* [Exercise goal]: Write out all of the data without omission, exactly as shown.

* [Data shown]:
----------------

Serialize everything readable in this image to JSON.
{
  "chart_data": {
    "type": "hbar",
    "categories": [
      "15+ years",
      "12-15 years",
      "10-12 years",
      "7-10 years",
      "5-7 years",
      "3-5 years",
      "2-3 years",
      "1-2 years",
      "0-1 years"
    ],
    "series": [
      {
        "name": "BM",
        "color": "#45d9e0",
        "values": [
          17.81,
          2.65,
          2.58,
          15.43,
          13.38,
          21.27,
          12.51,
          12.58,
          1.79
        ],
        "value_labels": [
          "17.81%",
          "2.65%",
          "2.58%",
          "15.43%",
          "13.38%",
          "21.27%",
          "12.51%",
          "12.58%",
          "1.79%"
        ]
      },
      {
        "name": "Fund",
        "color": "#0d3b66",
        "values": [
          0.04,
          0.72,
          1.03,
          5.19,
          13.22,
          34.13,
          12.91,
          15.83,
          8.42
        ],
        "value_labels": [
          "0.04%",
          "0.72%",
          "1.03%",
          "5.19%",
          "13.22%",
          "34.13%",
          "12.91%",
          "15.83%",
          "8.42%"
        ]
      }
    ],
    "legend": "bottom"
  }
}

----------------

* [Exercise output]:
Serialize everything readable in this image to JSON.
{
  "chart_data": {
    "type": "hbar",
    "categories": [
      "15+ years",
      "12-15 years",
      "10-12 years",
      "7-10 years",
      "5-7 years",
      "3-5 years",
      "2-3 years",
      "1-2 years",
      "0-1 years"
    ],
    "series": [
      {
        "name": "BM",
        "color": "#45d9e0",
        "values": [
          17.81,
          2.65,
          2.58,
          15.43,
          13.38,
          21.27,
          12.51,
          12.58,
          1.79
        ],
        "value_labels": [
          "17.81%",
          "2.65%",
          "2.58%",
          "15.43%",
          "13.38%",
          "21.27%",
          "12.51%",
          "12.58%",
          "1.79%"
        ]
      },
      {
        "name": "Fund",
        "color": "#0d3b66",
        "values": [
          0.04,
          0.72,
          1.03,
          5.19,
          13.22,
          34.13,
          12.91,
          15.83,
          8.42
        ],
        "value_labels": [
          "0.04%",
          "0.72%",
          "1.03%",
          "5.19%",
          "13.22%",
          "34.13%",
          "12.91%",
          "15.83%",
          "8.42%"
        ]
      }
    ],
    "legend": "bottom"
  }
}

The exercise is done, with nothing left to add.